Some records:
--- --- ---
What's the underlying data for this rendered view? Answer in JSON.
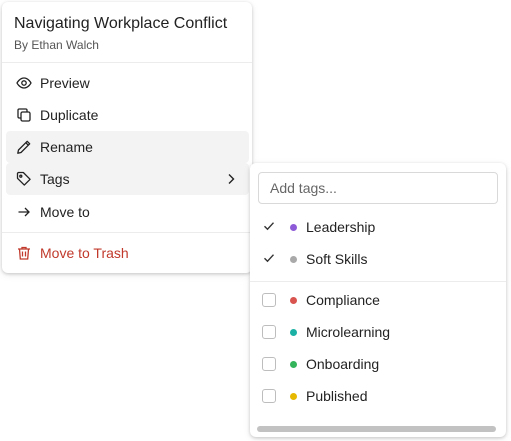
{
  "menu": {
    "title": "Navigating Workplace Conflict",
    "byline": "By Ethan Walch",
    "items": [
      {
        "label": "Preview",
        "icon": "eye-icon"
      },
      {
        "label": "Duplicate",
        "icon": "copy-icon"
      },
      {
        "label": "Rename",
        "icon": "pencil-icon"
      },
      {
        "label": "Tags",
        "icon": "tag-icon"
      },
      {
        "label": "Move to",
        "icon": "arrow-right-icon"
      },
      {
        "label": "Move to Trash",
        "icon": "trash-icon"
      }
    ]
  },
  "tags": {
    "placeholder": "Add tags...",
    "selected": [
      {
        "label": "Leadership",
        "color": "#8e5bd8"
      },
      {
        "label": "Soft Skills",
        "color": "#a9a9a9"
      }
    ],
    "available": [
      {
        "label": "Compliance",
        "color": "#d9534f"
      },
      {
        "label": "Microlearning",
        "color": "#1ab0a3"
      },
      {
        "label": "Onboarding",
        "color": "#33b35a"
      },
      {
        "label": "Published",
        "color": "#e6b800"
      }
    ]
  },
  "colors": {
    "danger": "#c0392b",
    "hover": "#f3f3f3"
  }
}
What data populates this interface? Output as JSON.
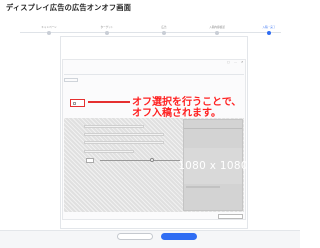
{
  "page": {
    "title": "ディスプレイ広告の広告オンオフ画面"
  },
  "steps": [
    {
      "label": "キャンペーン"
    },
    {
      "label": "ターゲット"
    },
    {
      "label": "広告"
    },
    {
      "label": "入稿内容確認"
    },
    {
      "label": "入稿・完了"
    }
  ],
  "annotation": {
    "line1": "オフ選択を行うことで、",
    "line2": "オフ入稿されます。"
  },
  "preview": {
    "size_label": "1080 x 1080"
  },
  "colors": {
    "accent": "#2f6df3",
    "highlight": "#e53030",
    "annotation": "#ff2020"
  }
}
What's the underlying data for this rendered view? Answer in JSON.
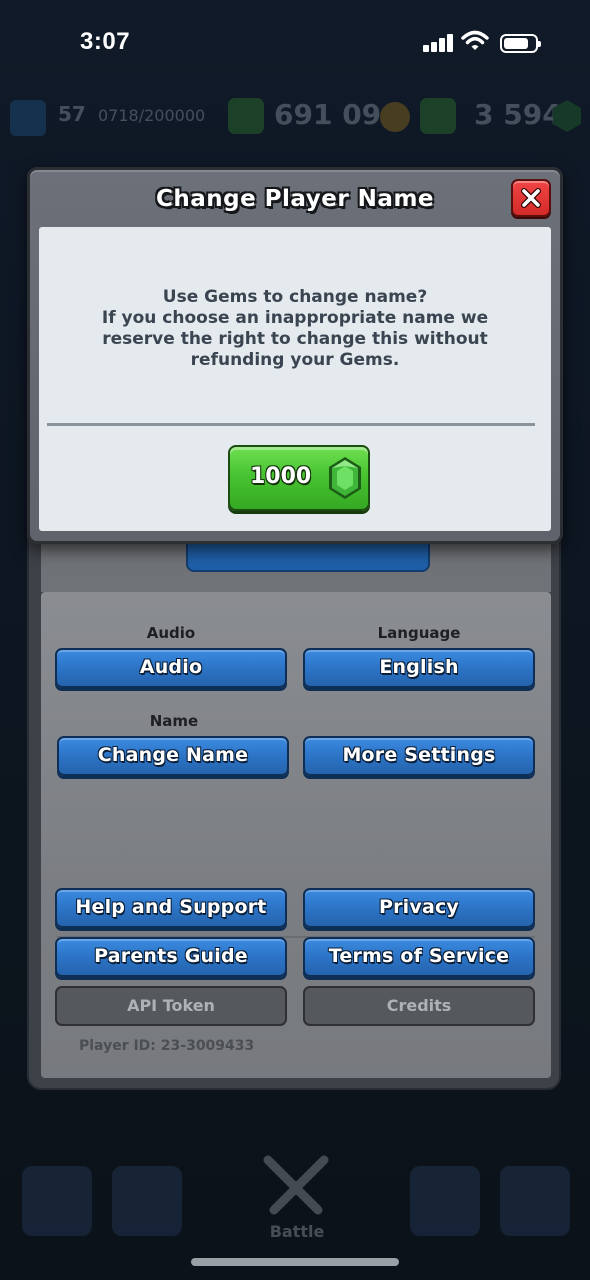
{
  "status_bar": {
    "time": "3:07",
    "battery_level": 0.8
  },
  "background": {
    "hud": {
      "level": "57",
      "xp": "0718/200000",
      "gold": "691 090",
      "gems": "3 594"
    },
    "nav": {
      "battle_label": "Battle"
    }
  },
  "dialog": {
    "title": "Change Player Name",
    "message_lines": [
      "Use Gems to change name?",
      "If you choose an inappropriate name we",
      "reserve the right to change this without",
      "refunding your Gems."
    ],
    "confirm_cost": "1000",
    "colors": {
      "confirm": "#48c331",
      "close": "#d42a2a"
    }
  },
  "settings": {
    "audio_label": "Audio",
    "audio_button": "Audio",
    "language_label": "Language",
    "language_button": "English",
    "name_label": "Name",
    "change_name_button": "Change Name",
    "more_settings_button": "More Settings",
    "help_button": "Help and Support",
    "privacy_button": "Privacy",
    "parents_button": "Parents Guide",
    "terms_button": "Terms of Service",
    "api_button": "API Token",
    "credits_button": "Credits",
    "player_id": "Player ID: 23-3009433",
    "colors": {
      "button_blue": "#2c74c6",
      "button_disabled": "#55585d"
    }
  }
}
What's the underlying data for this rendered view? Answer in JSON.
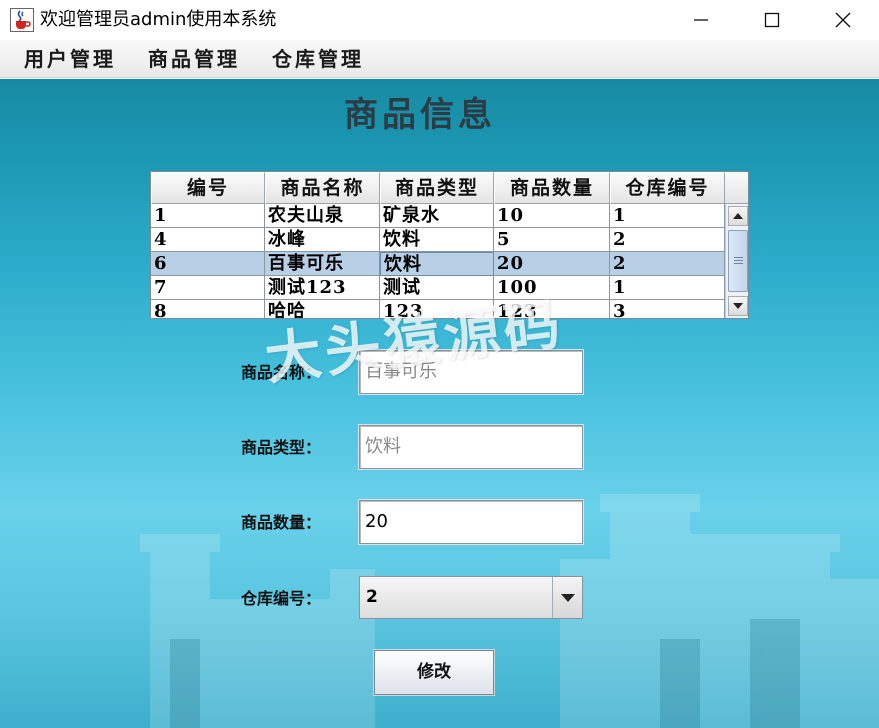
{
  "window": {
    "title": "欢迎管理员admin使用本系统",
    "icon": "java-cup-icon"
  },
  "menu": {
    "items": [
      {
        "label": "用户管理"
      },
      {
        "label": "商品管理"
      },
      {
        "label": "仓库管理"
      }
    ]
  },
  "page": {
    "heading": "商品信息"
  },
  "table": {
    "columns": [
      "编号",
      "商品名称",
      "商品类型",
      "商品数量",
      "仓库编号"
    ],
    "rows": [
      [
        "1",
        "农夫山泉",
        "矿泉水",
        "10",
        "1"
      ],
      [
        "4",
        "冰峰",
        "饮料",
        "5",
        "2"
      ],
      [
        "6",
        "百事可乐",
        "饮料",
        "20",
        "2"
      ],
      [
        "7",
        "测试123",
        "测试",
        "100",
        "1"
      ],
      [
        "8",
        "哈哈",
        "123",
        "123",
        "3"
      ]
    ],
    "selected_row_index": 2
  },
  "form": {
    "name_label": "商品名称：",
    "name_value": "百事可乐",
    "type_label": "商品类型：",
    "type_value": "饮料",
    "quantity_label": "商品数量：",
    "quantity_value": "20",
    "warehouse_label": "仓库编号：",
    "warehouse_value": "2",
    "modify_button": "修改"
  },
  "watermark": "大头猿源码",
  "colors": {
    "selection": "#b8cfe5",
    "background_top": "#178aa3",
    "background_bottom": "#5bc6e0"
  }
}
--- --- ---
WRITTEN REQUEST. Print out the lines exactly, skipping any picture.

RESPONSE TO THE TASK.
What's the underlying data for this rendered view? Answer in JSON.
{
  "menu": {
    "title": "Navigating Workplace Conflict",
    "byline": "By Ethan Walch",
    "items": [
      {
        "label": "Preview",
        "icon": "eye-icon"
      },
      {
        "label": "Duplicate",
        "icon": "copy-icon"
      },
      {
        "label": "Rename",
        "icon": "pencil-icon"
      },
      {
        "label": "Tags",
        "icon": "tag-icon"
      },
      {
        "label": "Move to",
        "icon": "arrow-right-icon"
      },
      {
        "label": "Move to Trash",
        "icon": "trash-icon"
      }
    ]
  },
  "tags": {
    "placeholder": "Add tags...",
    "selected": [
      {
        "label": "Leadership",
        "color": "#8e5bd8"
      },
      {
        "label": "Soft Skills",
        "color": "#a9a9a9"
      }
    ],
    "available": [
      {
        "label": "Compliance",
        "color": "#d9534f"
      },
      {
        "label": "Microlearning",
        "color": "#1ab0a3"
      },
      {
        "label": "Onboarding",
        "color": "#33b35a"
      },
      {
        "label": "Published",
        "color": "#e6b800"
      }
    ]
  },
  "colors": {
    "danger": "#c0392b",
    "hover": "#f3f3f3"
  }
}
What data populates this interface? Output as JSON.
{
  "page": {
    "title": "ディスプレイ広告の広告オンオフ画面"
  },
  "steps": [
    {
      "label": "キャンペーン"
    },
    {
      "label": "ターゲット"
    },
    {
      "label": "広告"
    },
    {
      "label": "入稿内容確認"
    },
    {
      "label": "入稿・完了"
    }
  ],
  "annotation": {
    "line1": "オフ選択を行うことで、",
    "line2": "オフ入稿されます。"
  },
  "preview": {
    "size_label": "1080 x 1080"
  },
  "colors": {
    "accent": "#2f6df3",
    "highlight": "#e53030",
    "annotation": "#ff2020"
  }
}
What's the underlying data for this rendered view? Answer in JSON.
{
  "status_bar": {
    "time": "3:07",
    "battery_level": 0.8
  },
  "background": {
    "hud": {
      "level": "57",
      "xp": "0718/200000",
      "gold": "691 090",
      "gems": "3 594"
    },
    "nav": {
      "battle_label": "Battle"
    }
  },
  "dialog": {
    "title": "Change Player Name",
    "message_lines": [
      "Use Gems to change name?",
      "If you choose an inappropriate name we",
      "reserve the right to change this without",
      "refunding your Gems."
    ],
    "confirm_cost": "1000",
    "colors": {
      "confirm": "#48c331",
      "close": "#d42a2a"
    }
  },
  "settings": {
    "audio_label": "Audio",
    "audio_button": "Audio",
    "language_label": "Language",
    "language_button": "English",
    "name_label": "Name",
    "change_name_button": "Change Name",
    "more_settings_button": "More Settings",
    "help_button": "Help and Support",
    "privacy_button": "Privacy",
    "parents_button": "Parents Guide",
    "terms_button": "Terms of Service",
    "api_button": "API Token",
    "credits_button": "Credits",
    "player_id": "Player ID: 23-3009433",
    "colors": {
      "button_blue": "#2c74c6",
      "button_disabled": "#55585d"
    }
  }
}
What's the underlying data for this rendered view? Answer in JSON.
{
  "window": {
    "title": "欢迎管理员admin使用本系统",
    "icon": "java-cup-icon"
  },
  "menu": {
    "items": [
      {
        "label": "用户管理"
      },
      {
        "label": "商品管理"
      },
      {
        "label": "仓库管理"
      }
    ]
  },
  "page": {
    "heading": "商品信息"
  },
  "table": {
    "columns": [
      "编号",
      "商品名称",
      "商品类型",
      "商品数量",
      "仓库编号"
    ],
    "rows": [
      [
        "1",
        "农夫山泉",
        "矿泉水",
        "10",
        "1"
      ],
      [
        "4",
        "冰峰",
        "饮料",
        "5",
        "2"
      ],
      [
        "6",
        "百事可乐",
        "饮料",
        "20",
        "2"
      ],
      [
        "7",
        "测试123",
        "测试",
        "100",
        "1"
      ],
      [
        "8",
        "哈哈",
        "123",
        "123",
        "3"
      ]
    ],
    "selected_row_index": 2
  },
  "form": {
    "name_label": "商品名称：",
    "name_value": "百事可乐",
    "type_label": "商品类型：",
    "type_value": "饮料",
    "quantity_label": "商品数量：",
    "quantity_value": "20",
    "warehouse_label": "仓库编号：",
    "warehouse_value": "2",
    "modify_button": "修改"
  },
  "watermark": "大头猿源码",
  "colors": {
    "selection": "#b8cfe5",
    "background_top": "#178aa3",
    "background_bottom": "#5bc6e0"
  }
}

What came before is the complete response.